Written instruction → Every record here needs to be written out again exactly.

The data →

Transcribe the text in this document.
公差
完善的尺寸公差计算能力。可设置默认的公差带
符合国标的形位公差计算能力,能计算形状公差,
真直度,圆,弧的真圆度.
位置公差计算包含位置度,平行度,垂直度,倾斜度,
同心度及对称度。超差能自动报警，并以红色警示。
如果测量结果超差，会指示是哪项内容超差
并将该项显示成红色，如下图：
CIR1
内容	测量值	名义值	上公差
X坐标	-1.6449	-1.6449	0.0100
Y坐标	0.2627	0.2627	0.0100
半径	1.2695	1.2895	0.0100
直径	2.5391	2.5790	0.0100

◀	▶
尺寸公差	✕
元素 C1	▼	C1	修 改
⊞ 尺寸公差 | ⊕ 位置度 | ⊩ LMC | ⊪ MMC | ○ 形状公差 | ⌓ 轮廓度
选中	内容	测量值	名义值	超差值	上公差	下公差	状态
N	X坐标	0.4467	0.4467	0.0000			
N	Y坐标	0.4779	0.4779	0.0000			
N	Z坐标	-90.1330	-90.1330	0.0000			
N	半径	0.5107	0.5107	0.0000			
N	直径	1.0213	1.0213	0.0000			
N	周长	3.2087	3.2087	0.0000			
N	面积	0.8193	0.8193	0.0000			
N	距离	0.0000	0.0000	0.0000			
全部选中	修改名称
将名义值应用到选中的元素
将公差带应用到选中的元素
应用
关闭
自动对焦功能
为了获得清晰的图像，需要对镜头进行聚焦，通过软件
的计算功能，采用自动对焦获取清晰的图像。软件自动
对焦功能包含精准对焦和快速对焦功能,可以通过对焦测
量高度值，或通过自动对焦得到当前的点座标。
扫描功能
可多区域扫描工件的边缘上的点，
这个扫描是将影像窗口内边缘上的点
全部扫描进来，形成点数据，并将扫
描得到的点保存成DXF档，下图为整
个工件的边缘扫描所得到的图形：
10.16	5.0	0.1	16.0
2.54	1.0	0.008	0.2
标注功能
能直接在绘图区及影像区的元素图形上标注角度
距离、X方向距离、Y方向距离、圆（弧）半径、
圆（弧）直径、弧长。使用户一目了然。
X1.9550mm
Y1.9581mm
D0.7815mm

Task output →
Transcribe the text in this document.
公差
完善的尺寸公差计算能力。可设置默认的公差带
符合国标的形位公差计算能力,能计算形状公差,
真直度,圆,弧的真圆度.
位置公差计算包含位置度,平行度,垂直度,倾斜度,
同心度及对称度。超差能自动报警，并以红色警示。
如果测量结果超差，会指示是哪项内容超差
并将该项显示成红色，如下图：
CIR1
内容	测量值	名义值	上公差
X坐标	-1.6449	-1.6449	0.0100
Y坐标	0.2627	0.2627	0.0100
半径	1.2695	1.2895	0.0100
直径	2.5391	2.5790	0.0100

◀	▶
尺寸公差	✕
元素 C1	▼	C1	修 改
⊞ 尺寸公差 | ⊕ 位置度 | ⊩ LMC | ⊪ MMC | ○ 形状公差 | ⌓ 轮廓度
选中	内容	测量值	名义值	超差值	上公差	下公差	状态
N	X坐标	0.4467	0.4467	0.0000			
N	Y坐标	0.4779	0.4779	0.0000			
N	Z坐标	-90.1330	-90.1330	0.0000			
N	半径	0.5107	0.5107	0.0000			
N	直径	1.0213	1.0213	0.0000			
N	周长	3.2087	3.2087	0.0000			
N	面积	0.8193	0.8193	0.0000			
N	距离	0.0000	0.0000	0.0000			
全部选中	修改名称
将名义值应用到选中的元素
将公差带应用到选中的元素
应用
关闭
自动对焦功能
为了获得清晰的图像，需要对镜头进行聚焦，通过软件
的计算功能，采用自动对焦获取清晰的图像。软件自动
对焦功能包含精准对焦和快速对焦功能,可以通过对焦测
量高度值，或通过自动对焦得到当前的点座标。
扫描功能
可多区域扫描工件的边缘上的点，
这个扫描是将影像窗口内边缘上的点
全部扫描进来，形成点数据，并将扫
描得到的点保存成DXF档，下图为整
个工件的边缘扫描所得到的图形：
10.16	5.0	0.1	16.0
2.54	1.0	0.008	0.2
标注功能
能直接在绘图区及影像区的元素图形上标注角度
距离、X方向距离、Y方向距离、圆（弧）半径、
圆（弧）直径、弧长。使用户一目了然。
X1.9550mm
Y1.9581mm
D0.7815mm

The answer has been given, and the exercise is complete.